* SUPPLIED RECORDS:

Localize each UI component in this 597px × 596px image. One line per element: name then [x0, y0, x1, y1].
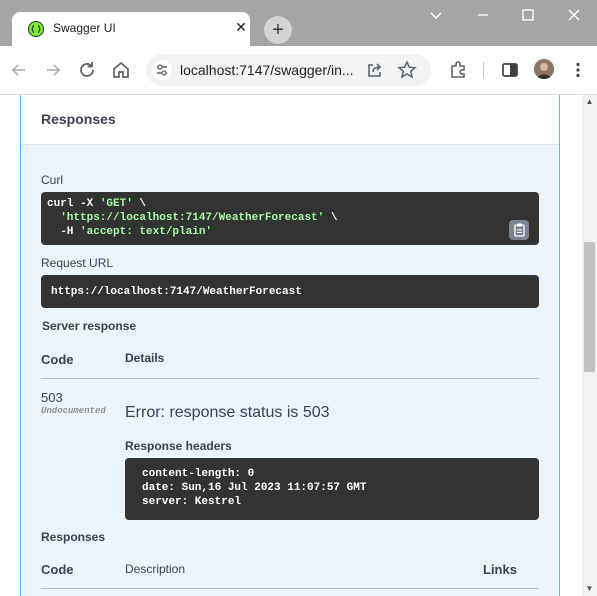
site-info-icon[interactable]: [152, 60, 172, 80]
response-headers-block: content-length: 0 date: Sun,16 Jul 2023 …: [125, 458, 539, 520]
home-icon[interactable]: [109, 58, 133, 82]
request-url-label: Request URL: [41, 256, 114, 270]
undocumented-badge: Undocumented: [41, 406, 106, 416]
scroll-up-arrow-icon[interactable]: ▲: [585, 97, 594, 106]
new-tab-button[interactable]: +: [264, 16, 292, 44]
responses-column-code: Code: [41, 562, 74, 577]
responses-header: Responses: [21, 95, 559, 145]
reload-icon[interactable]: [75, 58, 99, 82]
curl-code-block: curl -X 'GET' \ 'https://localhost:7147/…: [41, 192, 539, 245]
curl-line-3: -H 'accept: text/plain': [47, 226, 213, 238]
tab-close-icon[interactable]: ✕: [233, 19, 249, 36]
request-url-block: https://localhost:7147/WeatherForecast: [41, 275, 539, 308]
profile-avatar[interactable]: [534, 59, 554, 79]
address-bar[interactable]: localhost:7147/swagger/in...: [146, 54, 431, 86]
browser-toolbar: localhost:7147/swagger/in...: [0, 46, 597, 95]
swagger-page: Responses Curl curl -X 'GET' \ 'https://…: [0, 95, 582, 596]
page-scrollbar[interactable]: ▲ ▼: [582, 95, 597, 596]
response-header-line: content-length: 0: [142, 468, 255, 480]
response-headers-label: Response headers: [125, 439, 232, 453]
close-window-icon[interactable]: [564, 5, 584, 25]
request-url-value: https://localhost:7147/WeatherForecast: [51, 286, 302, 298]
response-header-line: date: Sun,16 Jul 2023 11:07:57 GMT: [142, 482, 367, 494]
swagger-favicon-icon: [28, 21, 44, 37]
response-error-message: Error: response status is 503: [125, 404, 330, 421]
menu-dots-icon[interactable]: [566, 58, 590, 82]
browser-titlebar: Swagger UI ✕ +: [0, 0, 597, 46]
column-details-header: Details: [125, 351, 165, 365]
responses-column-links: Links: [483, 562, 517, 577]
copy-to-clipboard-icon[interactable]: [509, 220, 529, 240]
server-response-label: Server response: [42, 319, 137, 333]
browser-tab[interactable]: Swagger UI ✕: [12, 12, 250, 46]
responses-column-description: Description: [125, 562, 186, 576]
response-status-code: 503: [41, 390, 63, 405]
curl-label: Curl: [41, 173, 64, 187]
curl-line-2: 'https://localhost:7147/WeatherForecast'…: [60, 212, 338, 224]
side-panel-icon[interactable]: [498, 58, 522, 82]
toolbar-divider: [483, 62, 484, 78]
back-icon[interactable]: [7, 58, 31, 82]
curl-line-1: curl -X 'GET' \: [47, 198, 147, 210]
responses-table-divider: [41, 588, 539, 589]
table-header-divider: [41, 378, 539, 379]
maximize-icon[interactable]: [518, 5, 538, 25]
responses-section-label: Responses: [41, 530, 106, 544]
responses-header-title: Responses: [41, 111, 116, 127]
tab-title: Swagger UI: [53, 21, 116, 35]
scroll-down-arrow-icon[interactable]: ▼: [585, 584, 594, 593]
operation-block-get: Responses Curl curl -X 'GET' \ 'https://…: [20, 95, 560, 596]
bookmark-star-icon[interactable]: [395, 58, 419, 82]
share-icon[interactable]: [363, 58, 387, 82]
extensions-icon[interactable]: [446, 58, 470, 82]
scrollbar-thumb[interactable]: [584, 242, 595, 372]
column-code-header: Code: [41, 352, 74, 367]
response-header-line: server: Kestrel: [142, 496, 242, 508]
forward-icon[interactable]: [41, 58, 65, 82]
minimize-icon[interactable]: [473, 5, 493, 25]
url-text[interactable]: localhost:7147/swagger/in...: [180, 62, 354, 78]
tab-search-chevron-icon[interactable]: [426, 5, 446, 25]
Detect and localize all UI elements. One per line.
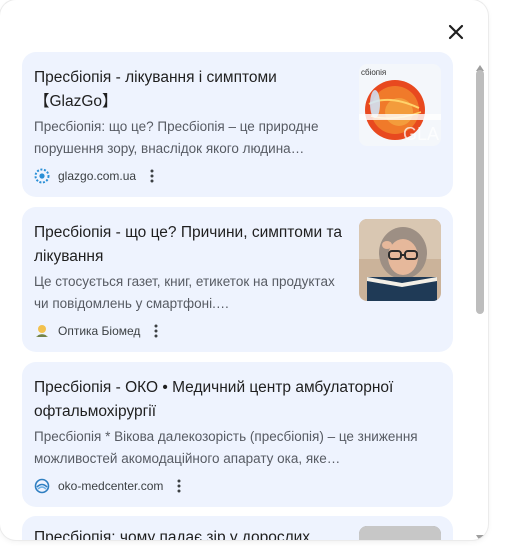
more-vert-icon: [150, 169, 154, 183]
more-options-button[interactable]: [150, 322, 162, 340]
result-snippet: Це стосується газет, книг, етикеток на п…: [34, 274, 335, 311]
result-title[interactable]: Пресбіопія: чому падає зір у дорослих: [34, 526, 344, 540]
source-name: glazgo.com.ua: [58, 169, 137, 183]
result-thumbnail[interactable]: сбіопія GLA: [359, 64, 441, 146]
source-name: Оптика Біомед: [58, 324, 141, 338]
result-snippet: Пресбіопія: що це? Пресбіопія – це приро…: [34, 119, 319, 156]
result-source: Оптика Біомед: [34, 321, 162, 341]
result-source: glazgo.com.ua: [34, 166, 158, 186]
eye-diagram-image: сбіопія GLA: [359, 64, 441, 146]
result-snippet: Пресбіопія * Вікова далекозорість (пресб…: [34, 429, 418, 466]
scrollbar-thumb[interactable]: [476, 70, 484, 314]
more-options-button[interactable]: [173, 477, 185, 495]
result-source: oko-medcenter.com: [34, 476, 185, 496]
source-name: oko-medcenter.com: [58, 479, 164, 493]
result-title[interactable]: Пресбіопія - що це? Причини, симптоми та…: [34, 221, 344, 269]
result-card[interactable]: Пресбіопія - що це? Причини, симптоми та…: [22, 207, 453, 352]
more-vert-icon: [177, 479, 181, 493]
result-card[interactable]: Пресбіопія: чому падає зір у дорослих: [22, 516, 453, 540]
oko-logo-icon: [34, 478, 50, 494]
thumbnail-watermark: GLA: [403, 124, 439, 144]
more-options-button[interactable]: [146, 167, 158, 185]
result-thumbnail[interactable]: [359, 219, 441, 301]
result-title[interactable]: Пресбіопія - лікування і симптоми 【GlazG…: [34, 66, 344, 114]
result-thumbnail[interactable]: [359, 526, 441, 540]
partial-photo: [359, 526, 441, 540]
glazgo-logo-icon: [34, 168, 50, 184]
scroll-up-button[interactable]: [476, 58, 484, 71]
search-results-panel: Пресбіопія - лікування і симптоми 【GlazG…: [0, 0, 488, 540]
result-card[interactable]: Пресбіопія - лікування і симптоми 【GlazG…: [22, 52, 453, 197]
woman-reading-photo: [359, 219, 441, 301]
close-button[interactable]: [444, 20, 468, 44]
triangle-down-icon: [476, 535, 484, 540]
result-card[interactable]: Пресбіопія - ОКО • Медичний центр амбула…: [22, 362, 453, 507]
close-icon: [448, 24, 464, 40]
biomed-logo-icon: [34, 323, 50, 339]
result-title[interactable]: Пресбіопія - ОКО • Медичний центр амбула…: [34, 376, 434, 424]
scroll-down-button[interactable]: [476, 528, 484, 540]
more-vert-icon: [154, 324, 158, 338]
thumbnail-caption: сбіопія: [361, 68, 386, 77]
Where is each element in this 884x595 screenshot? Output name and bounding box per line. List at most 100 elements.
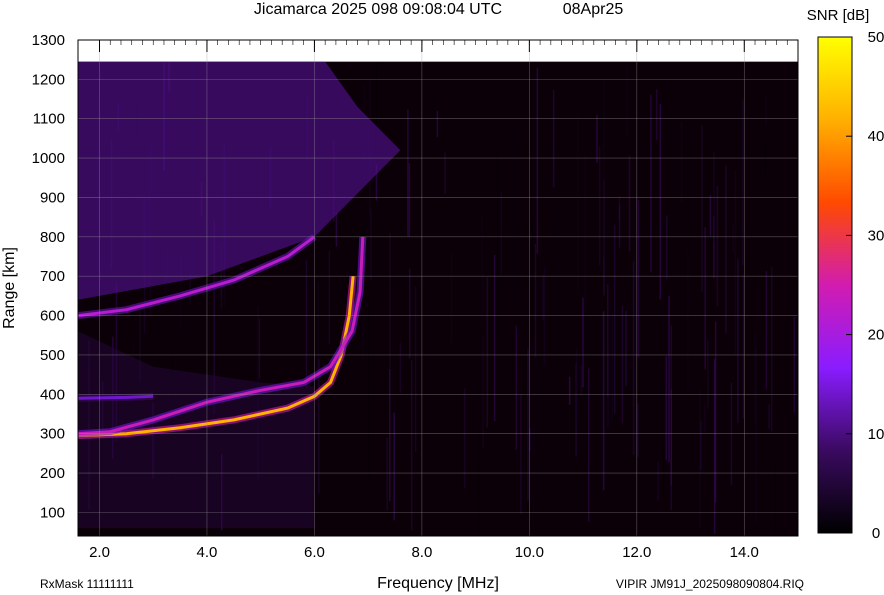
y-tick-label: 400: [40, 386, 65, 403]
x-tick-label: 14.0: [730, 544, 759, 561]
noise-streak: [626, 65, 628, 136]
x-tick-label: 8.0: [411, 544, 432, 561]
noise-streak: [611, 313, 614, 422]
noise-streak: [732, 224, 734, 254]
noise-streak: [632, 261, 635, 455]
noise-streak: [533, 334, 535, 512]
noise-streak: [556, 209, 558, 397]
noise-streak: [486, 277, 489, 428]
colorbar-tick-label: 0: [872, 525, 880, 542]
noise-streak: [793, 329, 795, 387]
noise-streak: [481, 214, 484, 327]
y-tick-label: 1000: [32, 150, 65, 167]
noise-streak: [367, 293, 370, 477]
noise-streak: [407, 109, 409, 237]
noise-streak: [531, 216, 534, 339]
noise-streak: [699, 390, 701, 529]
ionogram-figure: Jicamarca 2025 098 09:08:04 UTC 08Apr25 …: [1, 1, 884, 592]
chart-title: Jicamarca 2025 098 09:08:04 UTC: [254, 1, 502, 18]
noise-streak: [665, 356, 668, 461]
noise-streak: [596, 115, 598, 163]
noise-streak: [655, 89, 658, 141]
noise-streak: [450, 254, 453, 344]
noise-streak: [433, 90, 436, 133]
noise-streak: [666, 215, 668, 279]
noise-streak: [603, 79, 605, 258]
noise-streak: [386, 437, 388, 511]
noise-streak: [670, 388, 673, 486]
noise-streak: [602, 311, 605, 491]
noise-streak: [742, 99, 744, 265]
colorbar-tick-label: 40: [868, 128, 884, 145]
x-tick-label: 10.0: [515, 544, 544, 561]
heatmap-layer: [78, 61, 798, 536]
footer-filename: VIPIR JM91J_2025098090804.RIQ: [616, 577, 804, 591]
echo-trace: [78, 394, 154, 400]
noise-streak: [613, 224, 616, 414]
noise-streak: [408, 268, 411, 359]
noise-streak: [496, 148, 499, 340]
x-axis-title: Frequency [MHz]: [377, 575, 499, 592]
noise-streak: [755, 346, 757, 524]
footer-rxmask: RxMask 11111111: [40, 577, 134, 591]
noise-streak: [536, 67, 539, 254]
noise-streak: [716, 185, 719, 307]
noise-streak: [393, 412, 395, 521]
noise-streak: [588, 368, 590, 522]
noise-streak: [500, 190, 503, 275]
y-tick-label: 100: [40, 504, 65, 521]
noise-streak: [582, 297, 584, 388]
noise-streak: [650, 94, 652, 273]
y-tick-label: 1100: [33, 111, 65, 128]
noise-streak: [478, 427, 480, 534]
y-tick-label: 600: [40, 308, 65, 325]
noise-streak: [701, 125, 703, 292]
noise-streak: [663, 434, 665, 498]
noise-streak: [725, 165, 727, 334]
noise-streak: [489, 150, 491, 200]
colorbar-label: SNR [dB]: [807, 7, 870, 24]
noise-streak: [618, 204, 621, 248]
noise-streak: [410, 360, 413, 531]
noise-streak: [370, 208, 372, 280]
noise-streak: [568, 376, 571, 405]
noise-streak: [637, 200, 640, 358]
noise-streak: [482, 336, 484, 448]
noise-streak: [659, 104, 661, 300]
noise-streak: [575, 348, 578, 420]
noise-streak: [742, 274, 745, 419]
noise-streak: [760, 119, 762, 266]
colorbar: [817, 36, 853, 534]
noise-streak: [765, 270, 768, 390]
noise-streak: [607, 283, 609, 397]
noise-streak: [768, 404, 770, 429]
noise-streak: [527, 348, 529, 501]
noise-streak: [765, 95, 767, 126]
noise-streak: [774, 461, 776, 534]
noise-streak: [795, 323, 797, 384]
noise-streak: [552, 90, 555, 188]
noise-streak: [389, 233, 391, 368]
noise-streak: [436, 111, 439, 138]
noise-streak: [444, 152, 446, 195]
y-tick-label: 1300: [32, 32, 65, 49]
noise-streak: [704, 404, 706, 433]
y-tick-label: 1200: [32, 71, 65, 88]
y-axis-title: Range [km]: [1, 247, 18, 329]
noise-streak: [601, 311, 604, 495]
noise-streak: [657, 462, 659, 501]
noise-streak: [584, 155, 586, 315]
noise-streak: [576, 112, 579, 294]
noise-streak: [493, 254, 496, 422]
noise-streak: [388, 368, 391, 502]
x-tick-label: 12.0: [622, 544, 651, 561]
y-tick-label: 500: [40, 347, 65, 364]
noise-streak: [709, 195, 712, 236]
y-tick-label: 800: [40, 229, 65, 246]
noise-streak: [668, 295, 670, 463]
noise-streak: [534, 244, 537, 358]
y-tick-label: 700: [40, 268, 65, 285]
colorbar-tick-label: 30: [868, 227, 884, 244]
noise-streak: [408, 163, 411, 237]
noise-streak: [707, 340, 709, 409]
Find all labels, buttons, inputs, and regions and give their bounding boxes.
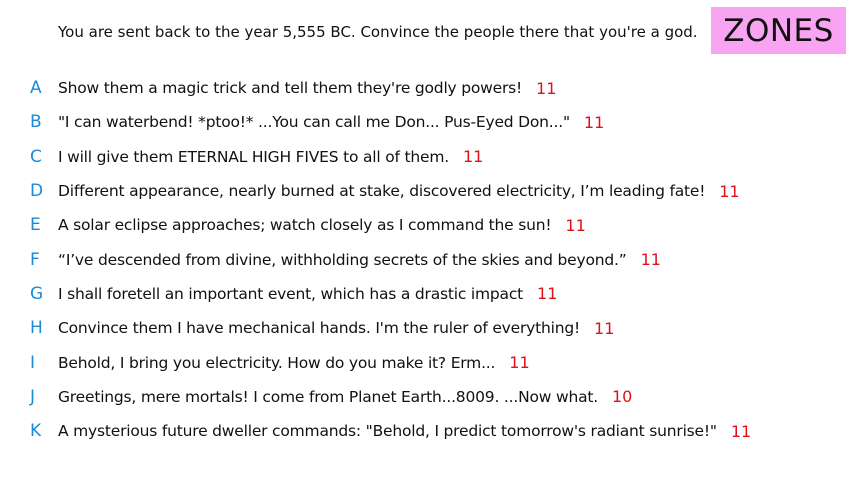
answer-list: A Show them a magic trick and tell them …	[0, 71, 853, 448]
answer-content: Convince them I have mechanical hands. I…	[58, 319, 614, 338]
answer-row-j: J Greetings, mere mortals! I come from P…	[0, 380, 853, 414]
answer-letter: F	[30, 249, 40, 270]
answer-text: A mysterious future dweller commands: "B…	[58, 422, 717, 441]
answer-letter: J	[30, 386, 36, 407]
answer-row-c: C I will give them ETERNAL HIGH FIVES to…	[0, 140, 853, 174]
answer-content: A mysterious future dweller commands: "B…	[58, 422, 751, 441]
answer-row-f: F “I’ve descended from divine, withholdi…	[0, 242, 853, 276]
answer-letter: D	[30, 181, 44, 202]
answer-content: I will give them ETERNAL HIGH FIVES to a…	[58, 147, 483, 166]
answer-score: 10	[611, 387, 633, 407]
answer-content: Greetings, mere mortals! I come from Pla…	[58, 387, 632, 406]
answer-row-g: G I shall foretell an important event, w…	[0, 277, 853, 311]
answer-score: 11	[640, 250, 661, 270]
answer-row-h: H Convince them I have mechanical hands.…	[0, 311, 853, 345]
answer-score: 11	[462, 147, 484, 167]
answer-content: A solar eclipse approaches; watch closel…	[58, 216, 586, 235]
answer-score: 11	[719, 181, 740, 201]
answer-score: 11	[565, 215, 586, 235]
answer-text: A solar eclipse approaches; watch closel…	[58, 216, 552, 235]
answer-letter: C	[30, 146, 42, 167]
answer-row-b: B "I can waterbend! *ptoo!* ...You can c…	[0, 105, 853, 139]
answer-row-k: K A mysterious future dweller commands: …	[0, 414, 853, 448]
answer-letter: K	[30, 421, 42, 442]
zones-badge: ZONES	[711, 7, 846, 54]
answer-content: Show them a magic trick and tell them th…	[58, 79, 556, 98]
answer-row-a: A Show them a magic trick and tell them …	[0, 71, 853, 105]
answer-letter: E	[30, 215, 41, 236]
answer-row-e: E A solar eclipse approaches; watch clos…	[0, 208, 853, 242]
answer-content: “I’ve descended from divine, withholding…	[58, 250, 661, 269]
answer-text: Convince them I have mechanical hands. I…	[58, 319, 581, 338]
answer-score: 11	[536, 78, 557, 98]
question-prompt: You are sent back to the year 5,555 BC. …	[58, 23, 698, 41]
answer-content: Behold, I bring you electricity. How do …	[58, 353, 530, 372]
answer-letter: I	[30, 352, 36, 373]
zones-badge-label: ZONES	[723, 12, 834, 49]
answer-letter: B	[30, 112, 42, 133]
answer-content: Different appearance, nearly burned at s…	[58, 182, 740, 201]
zones-answer-board: You are sent back to the year 5,555 BC. …	[0, 0, 853, 480]
answer-score: 11	[594, 318, 615, 338]
answer-text: "I can waterbend! *ptoo!* ...You can cal…	[58, 113, 570, 132]
answer-text: Show them a magic trick and tell them th…	[58, 79, 523, 98]
answer-text: Different appearance, nearly burned at s…	[58, 182, 706, 201]
answer-letter: A	[30, 78, 42, 99]
answer-row-d: D Different appearance, nearly burned at…	[0, 174, 853, 208]
answer-letter: G	[30, 283, 44, 304]
answer-text: Behold, I bring you electricity. How do …	[58, 353, 496, 372]
answer-score: 11	[509, 353, 530, 373]
answer-content: "I can waterbend! *ptoo!* ...You can cal…	[58, 113, 604, 132]
answer-row-i: I Behold, I bring you electricity. How d…	[0, 345, 853, 379]
answer-text: “I’ve descended from divine, withholding…	[58, 250, 627, 269]
answer-text: I shall foretell an important event, whi…	[58, 284, 524, 303]
answer-letter: H	[30, 318, 43, 339]
answer-score: 11	[537, 284, 558, 304]
answer-score: 11	[730, 421, 752, 441]
answer-text: I will give them ETERNAL HIGH FIVES to a…	[58, 147, 449, 166]
answer-content: I shall foretell an important event, whi…	[58, 284, 557, 303]
answer-text: Greetings, mere mortals! I come from Pla…	[58, 387, 598, 406]
answer-score: 11	[583, 112, 605, 132]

* REQUIRED WORK: Could you lay out the lines in the records above as a Markdown table, starting with the line with "site-info-icon[interactable]: [152, 60, 172, 80]" and going on through the line with "reload-icon[interactable]: [75, 58, 99, 82]", with a column "Row" for the row number and a column "Entry" for the line, leaving out any blank lines?

* RESPONSE BELOW:
| Row | Entry |
|---|---|
| 1 | site-info-icon[interactable]: [152, 60, 172, 80] |
| 2 | response-headers-block: content-length: 0 date: Sun,16 Jul 2023 …: [125, 458, 539, 520] |
| 3 | home-icon[interactable]: [109, 58, 133, 82] |
| 4 | request-url-label: Request URL: [41, 256, 114, 270] |
| 5 | undocumented-badge: Undocumented: [41, 406, 106, 416] |
| 6 | scroll-up-arrow-icon[interactable]: ▲: [585, 97, 594, 106] |
| 7 | new-tab-button[interactable]: +: [264, 16, 292, 44] |
| 8 | responses-column-code: Code: [41, 562, 74, 577] |
| 9 | responses-header: Responses: [21, 95, 559, 145] |
| 10 | reload-icon[interactable]: [75, 58, 99, 82] |